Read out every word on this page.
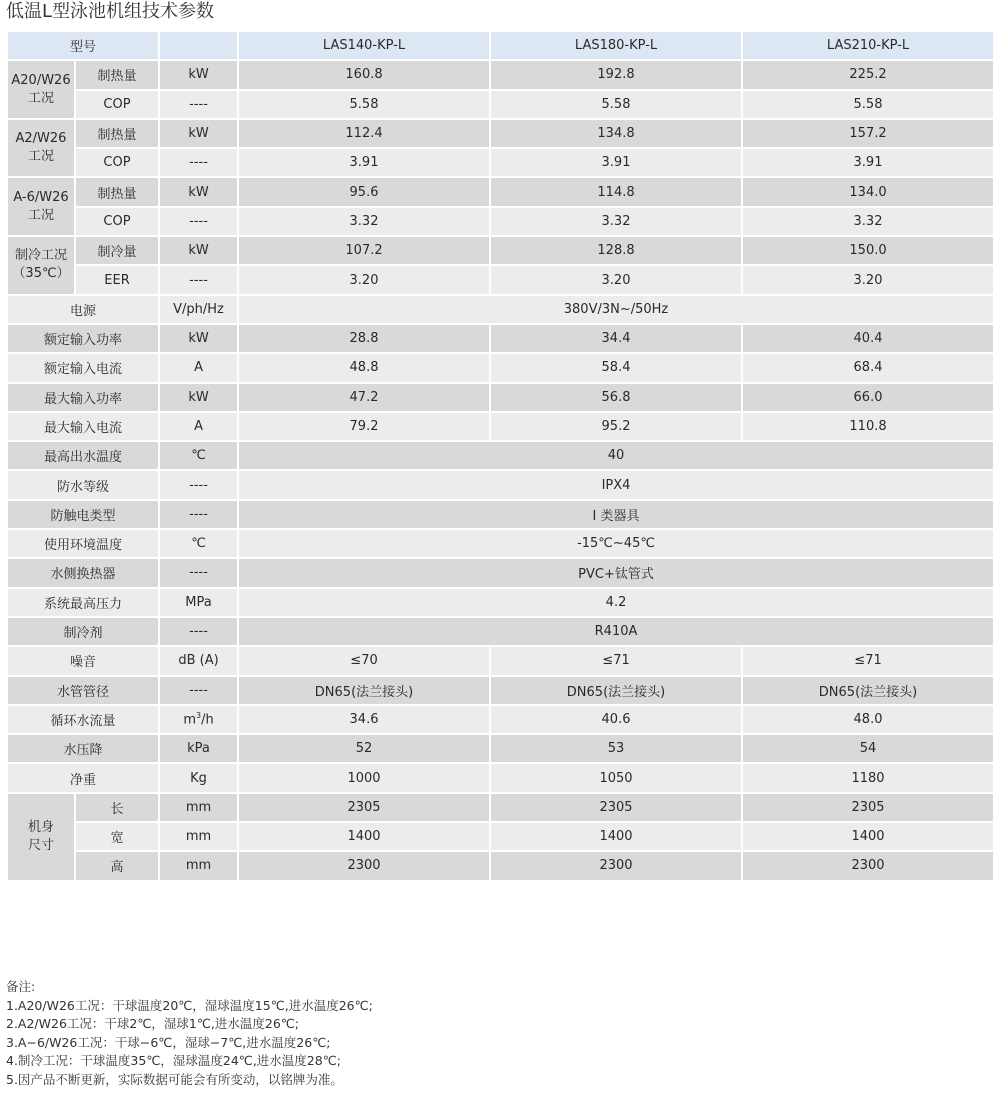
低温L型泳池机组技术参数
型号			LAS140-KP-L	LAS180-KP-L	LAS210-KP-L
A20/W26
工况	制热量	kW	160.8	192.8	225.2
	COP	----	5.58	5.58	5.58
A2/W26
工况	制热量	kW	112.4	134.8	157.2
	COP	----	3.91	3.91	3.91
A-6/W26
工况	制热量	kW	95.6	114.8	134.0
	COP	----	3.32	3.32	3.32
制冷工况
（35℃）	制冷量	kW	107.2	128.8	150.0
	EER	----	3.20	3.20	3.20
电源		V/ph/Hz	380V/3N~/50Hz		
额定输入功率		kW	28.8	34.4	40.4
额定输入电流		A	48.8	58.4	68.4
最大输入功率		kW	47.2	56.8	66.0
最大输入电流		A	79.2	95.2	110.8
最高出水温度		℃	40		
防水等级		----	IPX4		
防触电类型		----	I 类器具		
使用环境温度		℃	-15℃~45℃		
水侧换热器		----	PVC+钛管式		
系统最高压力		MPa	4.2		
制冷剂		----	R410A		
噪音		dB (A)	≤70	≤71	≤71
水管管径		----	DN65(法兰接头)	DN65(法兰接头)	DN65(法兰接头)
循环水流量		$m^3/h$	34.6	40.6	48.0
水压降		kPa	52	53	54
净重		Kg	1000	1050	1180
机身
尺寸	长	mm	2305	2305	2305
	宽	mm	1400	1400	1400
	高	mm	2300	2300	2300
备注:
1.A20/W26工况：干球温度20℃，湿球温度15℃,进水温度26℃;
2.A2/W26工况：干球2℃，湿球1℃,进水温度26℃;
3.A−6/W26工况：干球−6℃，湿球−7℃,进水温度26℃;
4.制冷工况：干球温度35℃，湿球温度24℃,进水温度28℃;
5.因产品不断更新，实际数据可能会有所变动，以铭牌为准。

-------

Every line above should be returned word for word, with the pictures left behind.

Read out every word on this page.
低温L型泳池机组技术参数
型号			LAS140-KP-L	LAS180-KP-L	LAS210-KP-L
A20/W26
工况	制热量	kW	160.8	192.8	225.2
	COP	----	5.58	5.58	5.58
A2/W26
工况	制热量	kW	112.4	134.8	157.2
	COP	----	3.91	3.91	3.91
A-6/W26
工况	制热量	kW	95.6	114.8	134.0
	COP	----	3.32	3.32	3.32
制冷工况
（35℃）	制冷量	kW	107.2	128.8	150.0
	EER	----	3.20	3.20	3.20
电源		V/ph/Hz	380V/3N~/50Hz		
额定输入功率		kW	28.8	34.4	40.4
额定输入电流		A	48.8	58.4	68.4
最大输入功率		kW	47.2	56.8	66.0
最大输入电流		A	79.2	95.2	110.8
最高出水温度		℃	40		
防水等级		----	IPX4		
防触电类型		----	I 类器具		
使用环境温度		℃	-15℃~45℃		
水侧换热器		----	PVC+钛管式		
系统最高压力		MPa	4.2		
制冷剂		----	R410A		
噪音		dB (A)	≤70	≤71	≤71
水管管径		----	DN65(法兰接头)	DN65(法兰接头)	DN65(法兰接头)
循环水流量		$m^3/h$	34.6	40.6	48.0
水压降		kPa	52	53	54
净重		Kg	1000	1050	1180
机身
尺寸	长	mm	2305	2305	2305
	宽	mm	1400	1400	1400
	高	mm	2300	2300	2300
备注:
1.A20/W26工况：干球温度20℃，湿球温度15℃,进水温度26℃;
2.A2/W26工况：干球2℃，湿球1℃,进水温度26℃;
3.A−6/W26工况：干球−6℃，湿球−7℃,进水温度26℃;
4.制冷工况：干球温度35℃，湿球温度24℃,进水温度28℃;
5.因产品不断更新，实际数据可能会有所变动，以铭牌为准。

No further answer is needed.